• [Aim] Scan the data beneath this task and copy each line that includes "Nppg".

• [Stored records]
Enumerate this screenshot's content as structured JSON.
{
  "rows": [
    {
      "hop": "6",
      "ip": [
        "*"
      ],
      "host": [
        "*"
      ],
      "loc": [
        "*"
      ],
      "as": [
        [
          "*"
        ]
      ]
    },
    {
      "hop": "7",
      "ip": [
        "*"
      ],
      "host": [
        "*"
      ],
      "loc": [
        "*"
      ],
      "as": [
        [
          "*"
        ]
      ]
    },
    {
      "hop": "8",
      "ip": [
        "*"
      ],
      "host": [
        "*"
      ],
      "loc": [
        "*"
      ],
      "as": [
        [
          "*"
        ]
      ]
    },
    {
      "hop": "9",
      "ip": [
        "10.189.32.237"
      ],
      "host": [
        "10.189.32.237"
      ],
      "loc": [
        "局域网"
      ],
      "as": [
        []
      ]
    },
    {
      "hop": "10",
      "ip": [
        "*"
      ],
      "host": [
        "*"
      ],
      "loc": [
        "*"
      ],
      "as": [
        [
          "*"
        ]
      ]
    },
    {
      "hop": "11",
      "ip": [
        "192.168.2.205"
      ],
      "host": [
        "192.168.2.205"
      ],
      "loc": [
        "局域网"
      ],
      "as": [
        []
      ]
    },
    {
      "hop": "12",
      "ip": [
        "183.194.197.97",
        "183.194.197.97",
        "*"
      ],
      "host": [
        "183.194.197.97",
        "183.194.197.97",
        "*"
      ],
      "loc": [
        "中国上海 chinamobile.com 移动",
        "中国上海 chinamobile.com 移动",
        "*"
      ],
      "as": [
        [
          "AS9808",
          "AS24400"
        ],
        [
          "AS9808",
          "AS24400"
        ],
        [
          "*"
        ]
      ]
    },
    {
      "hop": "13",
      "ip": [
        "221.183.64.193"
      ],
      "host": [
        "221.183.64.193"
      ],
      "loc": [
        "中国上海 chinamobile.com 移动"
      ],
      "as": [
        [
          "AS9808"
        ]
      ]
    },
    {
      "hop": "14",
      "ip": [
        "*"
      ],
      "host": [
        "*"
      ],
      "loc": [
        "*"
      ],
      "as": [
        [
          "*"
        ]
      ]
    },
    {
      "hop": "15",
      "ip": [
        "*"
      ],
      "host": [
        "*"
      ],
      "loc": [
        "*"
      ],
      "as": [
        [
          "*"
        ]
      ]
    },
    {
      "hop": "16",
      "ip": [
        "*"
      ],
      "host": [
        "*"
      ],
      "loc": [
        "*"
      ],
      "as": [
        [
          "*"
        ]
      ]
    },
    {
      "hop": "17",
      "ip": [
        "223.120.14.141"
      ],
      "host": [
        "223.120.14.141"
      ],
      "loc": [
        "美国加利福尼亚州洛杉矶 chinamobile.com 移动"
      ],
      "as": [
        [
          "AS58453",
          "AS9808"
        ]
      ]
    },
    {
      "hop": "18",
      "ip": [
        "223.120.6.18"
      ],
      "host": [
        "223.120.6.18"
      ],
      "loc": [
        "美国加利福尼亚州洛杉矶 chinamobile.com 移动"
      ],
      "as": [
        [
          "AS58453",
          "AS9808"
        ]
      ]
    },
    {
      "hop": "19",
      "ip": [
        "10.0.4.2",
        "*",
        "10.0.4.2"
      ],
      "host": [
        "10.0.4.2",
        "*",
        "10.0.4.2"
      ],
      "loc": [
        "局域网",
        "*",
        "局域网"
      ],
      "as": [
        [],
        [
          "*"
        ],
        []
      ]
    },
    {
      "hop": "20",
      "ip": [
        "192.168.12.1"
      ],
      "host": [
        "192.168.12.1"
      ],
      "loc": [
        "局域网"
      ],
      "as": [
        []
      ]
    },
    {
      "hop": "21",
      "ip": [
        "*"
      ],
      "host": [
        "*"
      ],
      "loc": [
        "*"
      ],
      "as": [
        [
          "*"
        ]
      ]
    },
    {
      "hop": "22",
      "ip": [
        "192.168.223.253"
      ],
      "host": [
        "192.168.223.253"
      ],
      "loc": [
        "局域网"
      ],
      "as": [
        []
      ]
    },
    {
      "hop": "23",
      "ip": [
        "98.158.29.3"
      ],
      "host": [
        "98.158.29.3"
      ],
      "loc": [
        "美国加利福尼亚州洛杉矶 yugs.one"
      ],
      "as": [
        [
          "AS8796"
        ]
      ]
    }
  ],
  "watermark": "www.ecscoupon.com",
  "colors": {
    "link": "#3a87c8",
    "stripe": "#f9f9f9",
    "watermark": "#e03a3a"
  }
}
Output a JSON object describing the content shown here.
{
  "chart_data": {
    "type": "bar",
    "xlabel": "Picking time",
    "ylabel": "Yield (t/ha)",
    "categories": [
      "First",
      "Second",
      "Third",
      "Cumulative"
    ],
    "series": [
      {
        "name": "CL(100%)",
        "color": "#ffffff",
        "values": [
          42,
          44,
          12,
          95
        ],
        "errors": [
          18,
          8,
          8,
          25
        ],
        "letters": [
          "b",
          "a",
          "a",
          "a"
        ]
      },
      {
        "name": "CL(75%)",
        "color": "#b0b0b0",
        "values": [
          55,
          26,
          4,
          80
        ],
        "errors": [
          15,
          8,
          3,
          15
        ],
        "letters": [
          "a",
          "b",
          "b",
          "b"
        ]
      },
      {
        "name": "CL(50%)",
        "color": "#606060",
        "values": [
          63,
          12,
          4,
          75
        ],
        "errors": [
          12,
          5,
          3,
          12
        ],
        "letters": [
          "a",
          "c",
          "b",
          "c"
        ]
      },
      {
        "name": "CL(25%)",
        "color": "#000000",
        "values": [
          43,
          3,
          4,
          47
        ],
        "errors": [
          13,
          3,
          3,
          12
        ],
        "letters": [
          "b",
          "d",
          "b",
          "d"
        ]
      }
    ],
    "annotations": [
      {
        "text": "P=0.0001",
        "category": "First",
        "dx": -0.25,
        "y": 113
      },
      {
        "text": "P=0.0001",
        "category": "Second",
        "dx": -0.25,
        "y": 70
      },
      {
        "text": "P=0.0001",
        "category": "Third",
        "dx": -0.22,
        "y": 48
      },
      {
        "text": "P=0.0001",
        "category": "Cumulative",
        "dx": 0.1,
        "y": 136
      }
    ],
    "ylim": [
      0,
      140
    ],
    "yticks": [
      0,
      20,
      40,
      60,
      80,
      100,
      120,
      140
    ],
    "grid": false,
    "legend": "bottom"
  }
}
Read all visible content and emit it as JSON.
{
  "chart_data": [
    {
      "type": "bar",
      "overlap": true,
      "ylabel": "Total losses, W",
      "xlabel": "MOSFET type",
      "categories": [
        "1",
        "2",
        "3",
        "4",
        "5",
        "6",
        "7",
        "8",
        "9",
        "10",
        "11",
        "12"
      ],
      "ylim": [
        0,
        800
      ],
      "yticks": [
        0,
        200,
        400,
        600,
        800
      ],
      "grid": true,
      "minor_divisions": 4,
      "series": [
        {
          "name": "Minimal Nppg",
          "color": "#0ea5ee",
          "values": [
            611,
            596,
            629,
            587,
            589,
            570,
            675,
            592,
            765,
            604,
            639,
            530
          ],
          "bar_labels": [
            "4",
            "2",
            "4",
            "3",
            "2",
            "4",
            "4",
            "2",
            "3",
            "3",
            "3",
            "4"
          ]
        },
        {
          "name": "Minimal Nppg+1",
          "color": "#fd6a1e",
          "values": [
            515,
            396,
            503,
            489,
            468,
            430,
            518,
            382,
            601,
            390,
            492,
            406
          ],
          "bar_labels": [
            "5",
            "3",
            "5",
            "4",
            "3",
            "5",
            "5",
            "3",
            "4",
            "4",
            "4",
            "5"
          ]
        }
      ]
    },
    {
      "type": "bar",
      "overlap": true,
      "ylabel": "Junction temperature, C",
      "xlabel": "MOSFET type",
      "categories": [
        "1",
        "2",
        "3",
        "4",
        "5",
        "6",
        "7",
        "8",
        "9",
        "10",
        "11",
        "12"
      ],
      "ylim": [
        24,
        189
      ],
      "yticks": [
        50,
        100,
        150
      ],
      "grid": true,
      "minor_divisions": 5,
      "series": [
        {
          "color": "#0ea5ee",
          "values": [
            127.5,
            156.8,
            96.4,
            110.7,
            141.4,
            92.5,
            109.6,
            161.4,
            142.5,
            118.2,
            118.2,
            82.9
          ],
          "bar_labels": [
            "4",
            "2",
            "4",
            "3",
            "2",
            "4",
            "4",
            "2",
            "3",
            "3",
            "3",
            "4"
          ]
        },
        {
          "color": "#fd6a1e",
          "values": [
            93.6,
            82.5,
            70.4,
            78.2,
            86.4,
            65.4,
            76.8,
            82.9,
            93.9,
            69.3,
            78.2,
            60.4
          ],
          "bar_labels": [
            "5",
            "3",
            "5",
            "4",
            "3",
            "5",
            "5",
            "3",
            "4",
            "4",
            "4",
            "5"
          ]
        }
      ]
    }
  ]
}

• [Output of the exercise]
          "name": "Minimal Nppg",
          "name": "Minimal Nppg+1",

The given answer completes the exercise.